August 7, 2025 at 10.00 am (ET) Corporate Speakers:

Bruce Flatt, Chief Executive Officer

Nick Goodman, President

Katie Battaglia, Vice President, Investor Relations

PRESENTATION

Operator

Hello. Welcome to the Brookfield Corporation Second Quarter 2025 Conference Call and Webcast. [Operator Instructions]

I would now like to hand the conference over to your speaker today Ms. Katie Battaglia, Vice President, Investor Relations. Please go ahead.

Katie Battaglia, Vice President

Thank you, Operator. And good morning.

Welcome to Brookfield Corporation's Second Quarter 2025 Conference Call. On the call today are Bruce Flatt, our Chief Executive Officer, and Nick Goodman, President of Brookfield Corporation. Bruce will start off by giving a business update, followed by Nick, who will discuss our financial and operating results for the quarter. After our formal comments, we'll turn the call over to the operator and take analyst questions.

[Q&A Instructions] I would remind you that in today's comments including in responding to questions and in discussing new initiatives in our financial and operating performance, we may make forward-looking statements including forward-looking statements within the meaning of applicable Canadian and U.S. security laws. These statements reflect predictions of future events and trends and do not relate to historic events. They are subject to known and unknown risks and future events and results may differ materially from such statements.

For further information on these risks and their potential impact on our company, please see our filings with the securities regulators in Canada and the U.S. and the information available on our website. In addition, when we speak about our Wealth Solutions business or Brookfield Wealth Solutions, we are referring to Brookfield's investments in this business that supported the acquisition of its underlying operating subsidiaries.

With that, I'll turn the call over to Bruce.

**Dataset excerpts**.
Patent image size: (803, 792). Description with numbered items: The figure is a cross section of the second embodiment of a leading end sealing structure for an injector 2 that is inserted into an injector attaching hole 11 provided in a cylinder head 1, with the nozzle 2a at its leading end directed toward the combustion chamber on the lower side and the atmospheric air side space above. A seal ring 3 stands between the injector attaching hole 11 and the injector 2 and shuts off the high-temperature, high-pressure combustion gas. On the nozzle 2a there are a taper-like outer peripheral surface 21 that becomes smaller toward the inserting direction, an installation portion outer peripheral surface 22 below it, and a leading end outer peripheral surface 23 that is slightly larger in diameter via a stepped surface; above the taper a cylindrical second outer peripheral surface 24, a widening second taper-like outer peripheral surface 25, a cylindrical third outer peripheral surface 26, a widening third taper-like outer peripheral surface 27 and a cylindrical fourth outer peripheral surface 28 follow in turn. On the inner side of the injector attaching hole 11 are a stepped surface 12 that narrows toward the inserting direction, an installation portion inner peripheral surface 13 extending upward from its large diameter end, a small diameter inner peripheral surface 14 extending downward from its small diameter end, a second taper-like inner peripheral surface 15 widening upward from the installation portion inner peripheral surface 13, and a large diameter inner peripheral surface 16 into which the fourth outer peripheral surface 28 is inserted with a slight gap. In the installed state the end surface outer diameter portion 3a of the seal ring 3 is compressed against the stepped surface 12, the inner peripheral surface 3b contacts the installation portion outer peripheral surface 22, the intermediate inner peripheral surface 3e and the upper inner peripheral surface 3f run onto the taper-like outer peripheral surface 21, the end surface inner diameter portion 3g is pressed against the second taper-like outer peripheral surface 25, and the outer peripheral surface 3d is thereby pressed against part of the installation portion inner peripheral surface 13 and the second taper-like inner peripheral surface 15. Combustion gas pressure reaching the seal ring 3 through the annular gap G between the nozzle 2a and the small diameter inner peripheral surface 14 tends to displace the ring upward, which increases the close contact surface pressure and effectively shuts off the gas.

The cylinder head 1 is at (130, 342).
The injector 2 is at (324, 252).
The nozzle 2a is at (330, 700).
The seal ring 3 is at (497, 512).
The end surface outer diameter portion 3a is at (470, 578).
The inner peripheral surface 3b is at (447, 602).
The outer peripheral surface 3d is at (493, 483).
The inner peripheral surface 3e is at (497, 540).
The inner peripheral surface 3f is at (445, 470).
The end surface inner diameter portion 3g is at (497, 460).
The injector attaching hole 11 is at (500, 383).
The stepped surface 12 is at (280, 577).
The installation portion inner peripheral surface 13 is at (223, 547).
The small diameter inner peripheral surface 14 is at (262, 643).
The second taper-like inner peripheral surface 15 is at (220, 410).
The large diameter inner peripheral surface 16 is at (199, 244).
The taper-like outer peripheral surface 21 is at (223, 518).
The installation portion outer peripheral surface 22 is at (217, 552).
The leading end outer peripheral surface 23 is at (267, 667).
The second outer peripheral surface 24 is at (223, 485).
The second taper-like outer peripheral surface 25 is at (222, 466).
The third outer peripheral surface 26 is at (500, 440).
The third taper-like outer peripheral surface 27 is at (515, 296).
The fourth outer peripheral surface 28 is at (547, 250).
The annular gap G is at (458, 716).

**Your task**. Rewrite the part of the conference call transcript starting with "Thank you, Operator." and going on through "take analyst questions.", swapping "formal comments" for "prepared remarks".

**Output of the task**.
Thank you, Operator. And good morning.

Welcome to Brookfield Corporation's Second Quarter 2025 Conference Call. On the call today are Bruce Flatt, our Chief Executive Officer, and Nick Goodman, President of Brookfield Corporation. Bruce will start off by giving a business update, followed by Nick, who will discuss our financial and operating results for the quarter. After our prepared remarks, we'll turn the call over to the operator and take analyst questions.